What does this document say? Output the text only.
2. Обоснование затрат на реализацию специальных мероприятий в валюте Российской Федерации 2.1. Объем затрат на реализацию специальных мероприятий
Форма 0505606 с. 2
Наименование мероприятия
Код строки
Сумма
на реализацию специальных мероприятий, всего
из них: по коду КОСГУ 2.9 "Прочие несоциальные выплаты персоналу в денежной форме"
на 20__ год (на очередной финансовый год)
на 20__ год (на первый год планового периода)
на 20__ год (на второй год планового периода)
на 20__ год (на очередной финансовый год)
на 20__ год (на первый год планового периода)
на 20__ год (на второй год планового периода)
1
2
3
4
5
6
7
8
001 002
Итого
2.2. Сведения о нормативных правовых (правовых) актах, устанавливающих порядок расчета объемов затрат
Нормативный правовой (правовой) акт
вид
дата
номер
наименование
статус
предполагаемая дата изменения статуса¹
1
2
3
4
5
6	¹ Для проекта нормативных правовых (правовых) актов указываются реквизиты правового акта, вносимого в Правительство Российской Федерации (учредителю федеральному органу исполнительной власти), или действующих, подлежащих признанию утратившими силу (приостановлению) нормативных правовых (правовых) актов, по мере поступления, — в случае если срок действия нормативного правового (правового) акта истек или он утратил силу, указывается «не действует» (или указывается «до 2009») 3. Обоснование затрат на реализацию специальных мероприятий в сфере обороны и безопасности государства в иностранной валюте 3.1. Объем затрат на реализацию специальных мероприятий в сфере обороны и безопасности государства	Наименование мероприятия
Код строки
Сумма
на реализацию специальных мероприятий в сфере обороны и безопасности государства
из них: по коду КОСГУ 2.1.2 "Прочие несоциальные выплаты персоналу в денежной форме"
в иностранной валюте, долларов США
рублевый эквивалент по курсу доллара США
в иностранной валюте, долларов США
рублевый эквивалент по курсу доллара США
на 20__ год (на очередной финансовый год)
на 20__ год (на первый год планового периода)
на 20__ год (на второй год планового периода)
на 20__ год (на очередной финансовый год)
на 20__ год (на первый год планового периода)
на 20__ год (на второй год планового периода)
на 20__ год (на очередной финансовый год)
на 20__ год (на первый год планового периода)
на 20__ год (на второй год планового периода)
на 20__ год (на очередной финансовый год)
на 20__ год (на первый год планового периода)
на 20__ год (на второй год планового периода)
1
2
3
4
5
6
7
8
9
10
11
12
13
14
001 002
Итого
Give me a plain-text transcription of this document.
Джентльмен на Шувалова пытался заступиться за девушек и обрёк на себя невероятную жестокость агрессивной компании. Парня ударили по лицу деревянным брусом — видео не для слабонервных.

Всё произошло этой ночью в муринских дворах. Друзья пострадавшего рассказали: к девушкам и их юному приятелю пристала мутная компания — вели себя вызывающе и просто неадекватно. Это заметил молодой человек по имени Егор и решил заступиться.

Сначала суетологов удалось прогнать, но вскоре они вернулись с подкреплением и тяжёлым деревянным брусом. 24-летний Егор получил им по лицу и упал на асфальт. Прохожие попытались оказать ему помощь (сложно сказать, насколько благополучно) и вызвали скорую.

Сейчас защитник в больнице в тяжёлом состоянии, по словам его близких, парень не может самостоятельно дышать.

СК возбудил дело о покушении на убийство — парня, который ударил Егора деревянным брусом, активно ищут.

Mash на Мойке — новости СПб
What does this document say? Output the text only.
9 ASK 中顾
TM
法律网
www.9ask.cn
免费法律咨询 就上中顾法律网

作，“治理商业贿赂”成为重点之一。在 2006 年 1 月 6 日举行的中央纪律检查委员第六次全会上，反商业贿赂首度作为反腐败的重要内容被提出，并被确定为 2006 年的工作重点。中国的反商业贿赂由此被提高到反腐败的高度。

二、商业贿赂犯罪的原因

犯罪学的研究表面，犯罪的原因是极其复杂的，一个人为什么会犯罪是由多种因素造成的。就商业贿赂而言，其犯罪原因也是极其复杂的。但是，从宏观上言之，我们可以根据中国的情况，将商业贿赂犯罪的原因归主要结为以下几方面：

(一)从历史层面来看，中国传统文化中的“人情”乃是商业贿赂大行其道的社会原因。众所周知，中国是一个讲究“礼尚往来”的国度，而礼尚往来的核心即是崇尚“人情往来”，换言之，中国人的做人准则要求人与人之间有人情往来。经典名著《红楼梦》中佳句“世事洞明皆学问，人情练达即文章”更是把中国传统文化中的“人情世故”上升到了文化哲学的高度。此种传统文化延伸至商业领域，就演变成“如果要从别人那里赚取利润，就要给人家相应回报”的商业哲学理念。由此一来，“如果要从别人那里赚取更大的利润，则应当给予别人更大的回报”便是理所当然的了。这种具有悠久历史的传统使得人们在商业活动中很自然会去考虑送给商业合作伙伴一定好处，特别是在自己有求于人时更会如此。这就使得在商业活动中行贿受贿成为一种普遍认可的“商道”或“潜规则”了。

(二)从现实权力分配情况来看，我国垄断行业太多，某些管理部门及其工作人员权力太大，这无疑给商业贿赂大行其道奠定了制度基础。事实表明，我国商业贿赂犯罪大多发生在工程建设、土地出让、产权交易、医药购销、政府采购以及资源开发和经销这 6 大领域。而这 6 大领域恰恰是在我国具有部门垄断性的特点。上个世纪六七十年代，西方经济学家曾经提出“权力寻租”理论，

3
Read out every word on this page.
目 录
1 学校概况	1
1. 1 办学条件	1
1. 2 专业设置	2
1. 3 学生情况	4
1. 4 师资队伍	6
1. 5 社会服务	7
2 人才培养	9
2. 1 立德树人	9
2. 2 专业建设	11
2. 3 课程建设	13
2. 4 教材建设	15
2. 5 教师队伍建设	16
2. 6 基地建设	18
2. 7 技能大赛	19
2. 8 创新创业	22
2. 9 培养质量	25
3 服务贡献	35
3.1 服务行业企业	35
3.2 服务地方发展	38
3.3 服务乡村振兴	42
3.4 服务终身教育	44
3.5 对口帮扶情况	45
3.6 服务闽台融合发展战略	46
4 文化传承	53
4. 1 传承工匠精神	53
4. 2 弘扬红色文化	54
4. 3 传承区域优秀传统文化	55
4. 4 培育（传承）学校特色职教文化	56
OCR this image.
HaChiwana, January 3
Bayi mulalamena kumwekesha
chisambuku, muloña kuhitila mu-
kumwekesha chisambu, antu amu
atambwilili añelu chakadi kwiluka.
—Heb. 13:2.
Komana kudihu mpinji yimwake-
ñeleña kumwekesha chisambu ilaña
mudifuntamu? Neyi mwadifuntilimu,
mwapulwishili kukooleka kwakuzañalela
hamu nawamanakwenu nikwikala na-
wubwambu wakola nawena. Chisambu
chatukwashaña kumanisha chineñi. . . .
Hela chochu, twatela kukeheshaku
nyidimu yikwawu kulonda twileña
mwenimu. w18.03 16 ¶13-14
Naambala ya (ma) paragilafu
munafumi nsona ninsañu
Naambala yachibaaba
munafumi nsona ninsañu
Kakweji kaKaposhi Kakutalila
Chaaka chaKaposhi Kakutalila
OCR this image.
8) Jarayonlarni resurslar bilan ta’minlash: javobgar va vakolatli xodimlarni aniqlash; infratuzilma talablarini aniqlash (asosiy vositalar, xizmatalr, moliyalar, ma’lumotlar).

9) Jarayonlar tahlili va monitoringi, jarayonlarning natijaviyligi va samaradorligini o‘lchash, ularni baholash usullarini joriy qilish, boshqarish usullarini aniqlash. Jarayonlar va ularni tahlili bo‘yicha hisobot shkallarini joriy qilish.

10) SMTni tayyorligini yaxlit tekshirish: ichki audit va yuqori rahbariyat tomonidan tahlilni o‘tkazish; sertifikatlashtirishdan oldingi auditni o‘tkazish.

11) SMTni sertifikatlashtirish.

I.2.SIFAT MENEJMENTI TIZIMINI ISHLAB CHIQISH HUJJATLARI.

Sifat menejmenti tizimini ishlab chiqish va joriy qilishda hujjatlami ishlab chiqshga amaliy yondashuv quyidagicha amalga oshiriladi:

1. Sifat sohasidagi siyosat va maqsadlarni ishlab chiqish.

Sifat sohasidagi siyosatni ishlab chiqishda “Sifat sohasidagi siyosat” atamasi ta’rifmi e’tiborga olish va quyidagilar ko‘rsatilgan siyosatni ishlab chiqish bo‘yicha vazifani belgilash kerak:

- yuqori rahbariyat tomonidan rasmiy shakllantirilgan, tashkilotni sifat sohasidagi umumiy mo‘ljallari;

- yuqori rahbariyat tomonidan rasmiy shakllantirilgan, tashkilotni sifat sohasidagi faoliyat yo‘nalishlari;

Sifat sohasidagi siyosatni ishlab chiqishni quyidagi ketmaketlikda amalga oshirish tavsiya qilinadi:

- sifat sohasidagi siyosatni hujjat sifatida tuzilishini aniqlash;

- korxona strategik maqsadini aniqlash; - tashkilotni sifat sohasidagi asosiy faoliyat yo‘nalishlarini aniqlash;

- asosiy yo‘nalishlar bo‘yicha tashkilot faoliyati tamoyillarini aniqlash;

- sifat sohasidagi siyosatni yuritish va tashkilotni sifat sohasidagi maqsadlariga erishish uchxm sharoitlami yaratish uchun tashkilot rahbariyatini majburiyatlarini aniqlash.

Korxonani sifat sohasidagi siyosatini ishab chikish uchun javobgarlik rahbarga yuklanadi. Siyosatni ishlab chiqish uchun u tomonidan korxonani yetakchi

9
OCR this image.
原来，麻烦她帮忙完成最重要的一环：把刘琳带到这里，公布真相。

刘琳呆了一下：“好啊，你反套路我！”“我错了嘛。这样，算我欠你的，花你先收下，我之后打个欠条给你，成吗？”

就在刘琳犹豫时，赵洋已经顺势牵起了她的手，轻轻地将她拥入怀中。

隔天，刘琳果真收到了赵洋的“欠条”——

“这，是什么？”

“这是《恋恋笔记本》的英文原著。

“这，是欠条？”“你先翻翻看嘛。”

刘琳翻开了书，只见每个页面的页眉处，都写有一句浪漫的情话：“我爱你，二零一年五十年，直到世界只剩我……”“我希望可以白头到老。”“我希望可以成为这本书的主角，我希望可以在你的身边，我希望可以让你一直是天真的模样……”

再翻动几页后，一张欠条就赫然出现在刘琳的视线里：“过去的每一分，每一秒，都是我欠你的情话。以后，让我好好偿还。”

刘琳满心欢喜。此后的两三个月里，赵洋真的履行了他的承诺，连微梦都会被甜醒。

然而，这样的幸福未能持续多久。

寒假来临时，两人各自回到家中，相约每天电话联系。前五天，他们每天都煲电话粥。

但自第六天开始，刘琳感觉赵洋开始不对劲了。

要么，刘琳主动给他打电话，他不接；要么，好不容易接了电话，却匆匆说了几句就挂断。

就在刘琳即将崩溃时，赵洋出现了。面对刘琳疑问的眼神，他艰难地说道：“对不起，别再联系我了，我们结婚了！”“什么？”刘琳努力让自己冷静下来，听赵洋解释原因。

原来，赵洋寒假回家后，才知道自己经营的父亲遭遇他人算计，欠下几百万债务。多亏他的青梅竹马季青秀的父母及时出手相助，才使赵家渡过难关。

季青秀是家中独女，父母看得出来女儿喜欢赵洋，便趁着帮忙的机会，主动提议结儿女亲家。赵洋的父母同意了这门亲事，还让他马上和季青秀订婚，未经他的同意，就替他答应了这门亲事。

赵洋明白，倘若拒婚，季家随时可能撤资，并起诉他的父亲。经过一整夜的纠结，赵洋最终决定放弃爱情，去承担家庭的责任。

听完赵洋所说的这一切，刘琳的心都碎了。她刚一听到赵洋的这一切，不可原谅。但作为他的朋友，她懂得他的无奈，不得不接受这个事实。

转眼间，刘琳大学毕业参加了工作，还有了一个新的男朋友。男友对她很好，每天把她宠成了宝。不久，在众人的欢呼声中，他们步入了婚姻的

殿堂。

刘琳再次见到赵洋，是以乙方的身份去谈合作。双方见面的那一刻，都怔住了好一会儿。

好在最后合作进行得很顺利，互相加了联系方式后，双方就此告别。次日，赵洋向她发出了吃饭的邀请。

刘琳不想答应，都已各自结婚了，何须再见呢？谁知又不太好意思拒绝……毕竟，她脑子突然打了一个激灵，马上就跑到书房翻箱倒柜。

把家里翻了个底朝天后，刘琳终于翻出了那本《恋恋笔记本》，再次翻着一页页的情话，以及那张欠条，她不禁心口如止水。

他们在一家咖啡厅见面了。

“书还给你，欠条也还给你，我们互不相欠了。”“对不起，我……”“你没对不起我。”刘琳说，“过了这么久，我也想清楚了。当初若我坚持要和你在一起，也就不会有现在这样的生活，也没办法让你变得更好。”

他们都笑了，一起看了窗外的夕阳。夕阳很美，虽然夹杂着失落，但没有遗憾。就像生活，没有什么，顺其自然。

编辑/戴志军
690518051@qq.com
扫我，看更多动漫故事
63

***

**Stated exercise**
Find how many lines in the listing contain the word "恋恋笔记本" and give that count alone.

**Answer**
2